Gestellte Aufgabe ::
Stellen Sie alle folgenden Zeilen als Markdown-Tabelle mit den Spalten „Nr.“ und „Zeile“ dar. Leerzeilen werden dabei ausgelassen.

Listen mit Bereichen und Beschriftungen
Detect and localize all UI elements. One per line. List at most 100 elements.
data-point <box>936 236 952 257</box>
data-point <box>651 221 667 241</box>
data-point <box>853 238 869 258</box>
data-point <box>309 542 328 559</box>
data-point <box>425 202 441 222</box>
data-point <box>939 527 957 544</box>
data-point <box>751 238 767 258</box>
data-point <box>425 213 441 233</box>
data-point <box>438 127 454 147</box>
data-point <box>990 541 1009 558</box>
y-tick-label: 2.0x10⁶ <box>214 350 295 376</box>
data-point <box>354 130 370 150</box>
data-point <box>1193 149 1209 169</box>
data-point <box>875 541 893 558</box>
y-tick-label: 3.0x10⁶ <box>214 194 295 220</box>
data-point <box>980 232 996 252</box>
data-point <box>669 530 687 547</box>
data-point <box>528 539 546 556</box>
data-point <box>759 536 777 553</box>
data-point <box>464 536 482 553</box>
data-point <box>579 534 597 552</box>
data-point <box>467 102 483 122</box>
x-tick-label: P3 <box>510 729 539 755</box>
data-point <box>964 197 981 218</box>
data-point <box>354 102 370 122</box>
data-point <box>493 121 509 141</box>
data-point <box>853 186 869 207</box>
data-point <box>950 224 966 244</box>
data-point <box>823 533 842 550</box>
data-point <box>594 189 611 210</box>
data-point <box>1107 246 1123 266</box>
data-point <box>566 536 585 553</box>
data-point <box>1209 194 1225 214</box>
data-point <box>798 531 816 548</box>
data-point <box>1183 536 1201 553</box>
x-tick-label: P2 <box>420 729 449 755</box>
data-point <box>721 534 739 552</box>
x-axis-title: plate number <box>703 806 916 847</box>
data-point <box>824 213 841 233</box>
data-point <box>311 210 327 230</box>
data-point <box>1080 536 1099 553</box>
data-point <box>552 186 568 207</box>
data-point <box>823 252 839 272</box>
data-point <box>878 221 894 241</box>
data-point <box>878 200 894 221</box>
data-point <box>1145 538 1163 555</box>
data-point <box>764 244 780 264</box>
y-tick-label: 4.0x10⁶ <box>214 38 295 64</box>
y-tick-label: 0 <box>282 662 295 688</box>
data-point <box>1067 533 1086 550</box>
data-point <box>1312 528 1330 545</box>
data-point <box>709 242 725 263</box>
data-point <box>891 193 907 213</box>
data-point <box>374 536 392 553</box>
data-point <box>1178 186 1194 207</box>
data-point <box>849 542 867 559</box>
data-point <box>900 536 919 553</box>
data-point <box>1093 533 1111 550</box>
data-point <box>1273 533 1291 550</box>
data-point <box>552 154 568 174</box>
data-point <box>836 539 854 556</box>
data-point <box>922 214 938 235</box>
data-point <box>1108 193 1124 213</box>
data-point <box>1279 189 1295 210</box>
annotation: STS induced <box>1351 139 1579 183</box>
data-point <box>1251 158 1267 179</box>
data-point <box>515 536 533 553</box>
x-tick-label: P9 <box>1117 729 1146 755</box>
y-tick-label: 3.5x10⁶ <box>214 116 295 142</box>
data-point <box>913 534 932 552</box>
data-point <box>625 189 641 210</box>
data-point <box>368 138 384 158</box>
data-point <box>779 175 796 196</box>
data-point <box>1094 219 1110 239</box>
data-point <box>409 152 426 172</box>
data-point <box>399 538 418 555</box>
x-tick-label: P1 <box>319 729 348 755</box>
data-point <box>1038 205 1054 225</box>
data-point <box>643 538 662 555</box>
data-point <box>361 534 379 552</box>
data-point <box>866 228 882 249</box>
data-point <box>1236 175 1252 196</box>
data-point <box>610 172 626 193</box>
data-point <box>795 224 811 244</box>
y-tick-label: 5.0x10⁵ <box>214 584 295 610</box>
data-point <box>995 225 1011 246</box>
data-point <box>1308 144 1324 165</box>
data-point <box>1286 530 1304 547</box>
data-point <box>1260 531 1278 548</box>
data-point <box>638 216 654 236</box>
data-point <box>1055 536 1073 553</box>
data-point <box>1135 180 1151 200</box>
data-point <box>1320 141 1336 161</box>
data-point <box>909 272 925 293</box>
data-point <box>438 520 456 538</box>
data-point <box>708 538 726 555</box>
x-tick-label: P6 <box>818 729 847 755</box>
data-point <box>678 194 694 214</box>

Lösung der Aufgabe ::
| Nr. | Zeile |
|---|---|
| 1 | Detect and localize all UI elements. One per line. List at most 100 elements. |
| 2 | data-point <box>936 236 952 257</box> |
| 3 | data-point <box>651 221 667 241</box> |
| 4 | data-point <box>853 238 869 258</box> |
| 5 | data-point <box>309 542 328 559</box> |
| 6 | data-point <box>425 202 441 222</box> |
| 7 | data-point <box>939 527 957 544</box> |
| 8 | data-point <box>751 238 767 258</box> |
| 9 | data-point <box>425 213 441 233</box> |
| 10 | data-point <box>438 127 454 147</box> |
| 11 | data-point <box>990 541 1009 558</box> |
| 12 | y-tick-label: 2.0x10⁶ <box>214 350 295 376</box> |
| 13 | data-point <box>354 130 370 150</box> |
| 14 | data-point <box>1193 149 1209 169</box> |
| 15 | data-point <box>875 541 893 558</box> |
| 16 | y-tick-label: 3.0x10⁶ <box>214 194 295 220</box> |
| 17 | data-point <box>980 232 996 252</box> |
| 18 | data-point <box>669 530 687 547</box> |
| 19 | data-point <box>528 539 546 556</box> |
| 20 | data-point <box>759 536 777 553</box> |
| 21 | data-point <box>464 536 482 553</box> |
| 22 | data-point <box>579 534 597 552</box> |
| 23 | data-point <box>467 102 483 122</box> |
| 24 | x-tick-label: P3 <box>510 729 539 755</box> |
| 25 | data-point <box>964 197 981 218</box> |
| 26 | data-point <box>354 102 370 122</box> |
| 27 | data-point <box>493 121 509 141</box> |
| 28 | data-point <box>853 186 869 207</box> |
| 29 | data-point <box>950 224 966 244</box> |
| 30 | data-point <box>823 533 842 550</box> |
| 31 | data-point <box>594 189 611 210</box> |
| 32 | data-point <box>1107 246 1123 266</box> |
| 33 | data-point <box>566 536 585 553</box> |
| 34 | data-point <box>1209 194 1225 214</box> |
| 35 | data-point <box>798 531 816 548</box> |
| 36 | data-point <box>1183 536 1201 553</box> |
| 37 | x-tick-label: P2 <box>420 729 449 755</box> |
| 38 | data-point <box>721 534 739 552</box> |
| 39 | x-axis-title: plate number <box>703 806 916 847</box> |
| 40 | data-point <box>824 213 841 233</box> |
| 41 | data-point <box>311 210 327 230</box> |
| 42 | data-point <box>1080 536 1099 553</box> |
| 43 | data-point <box>552 186 568 207</box> |
| 44 | data-point <box>823 252 839 272</box> |
| 45 | data-point <box>878 221 894 241</box> |
| 46 | data-point <box>878 200 894 221</box> |
| 47 | data-point <box>1145 538 1163 555</box> |
| 48 | data-point <box>764 244 780 264</box> |
| 49 | y-tick-label: 4.0x10⁶ <box>214 38 295 64</box> |
| 50 | y-tick-label: 0 <box>282 662 295 688</box> |
| 51 | data-point <box>1067 533 1086 550</box> |
| 52 | data-point <box>1312 528 1330 545</box> |
| 53 | data-point <box>709 242 725 263</box> |
| 54 | data-point <box>891 193 907 213</box> |
| 55 | data-point <box>374 536 392 553</box> |
| 56 | data-point <box>1178 186 1194 207</box> |
| 57 | data-point <box>849 542 867 559</box> |
| 58 | data-point <box>900 536 919 553</box> |
| 59 | data-point <box>1093 533 1111 550</box> |
| 60 | data-point <box>1273 533 1291 550</box> |
| 61 | data-point <box>552 154 568 174</box> |
| 62 | data-point <box>836 539 854 556</box> |
| 63 | data-point <box>922 214 938 235</box> |
| 64 | data-point <box>1108 193 1124 213</box> |
| 65 | data-point <box>1279 189 1295 210</box> |
| 66 | annotation: STS induced <box>1351 139 1579 183</box> |
| 67 | data-point <box>1251 158 1267 179</box> |
| 68 | data-point <box>515 536 533 553</box> |
| 69 | x-tick-label: P9 <box>1117 729 1146 755</box> |
| 70 | y-tick-label: 3.5x10⁶ <box>214 116 295 142</box> |
| 71 | data-point <box>913 534 932 552</box> |
| 72 | data-point <box>625 189 641 210</box> |
| 73 | data-point <box>368 138 384 158</box> |
| 74 | data-point <box>779 175 796 196</box> |
| 75 | data-point <box>1094 219 1110 239</box> |
| 76 | data-point <box>409 152 426 172</box> |
| 77 | data-point <box>399 538 418 555</box> |
| 78 | x-tick-label: P1 <box>319 729 348 755</box> |
| 79 | data-point <box>1038 205 1054 225</box> |
| 80 | data-point <box>643 538 662 555</box> |
| 81 | data-point <box>361 534 379 552</box> |
| 82 | data-point <box>866 228 882 249</box> |
| 83 | data-point <box>1236 175 1252 196</box> |
| 84 | data-point <box>610 172 626 193</box> |
| 85 | data-point <box>795 224 811 244</box> |
| 86 | y-tick-label: 5.0x10⁵ <box>214 584 295 610</box> |
| 87 | data-point <box>995 225 1011 246</box> |
| 88 | data-point <box>1308 144 1324 165</box> |
| 89 | data-point <box>1286 530 1304 547</box> |
| 90 | data-point <box>1260 531 1278 548</box> |
| 91 | data-point <box>638 216 654 236</box> |
| 92 | data-point <box>1055 536 1073 553</box> |
| 93 | data-point <box>1135 180 1151 200</box> |
| 94 | data-point <box>1320 141 1336 161</box> |
| 95 | data-point <box>909 272 925 293</box> |
| 96 | data-point <box>438 520 456 538</box> |
| 97 | data-point <box>708 538 726 555</box> |
| 98 | x-tick-label: P6 <box>818 729 847 755</box> |
| 99 | data-point <box>678 194 694 214</box> |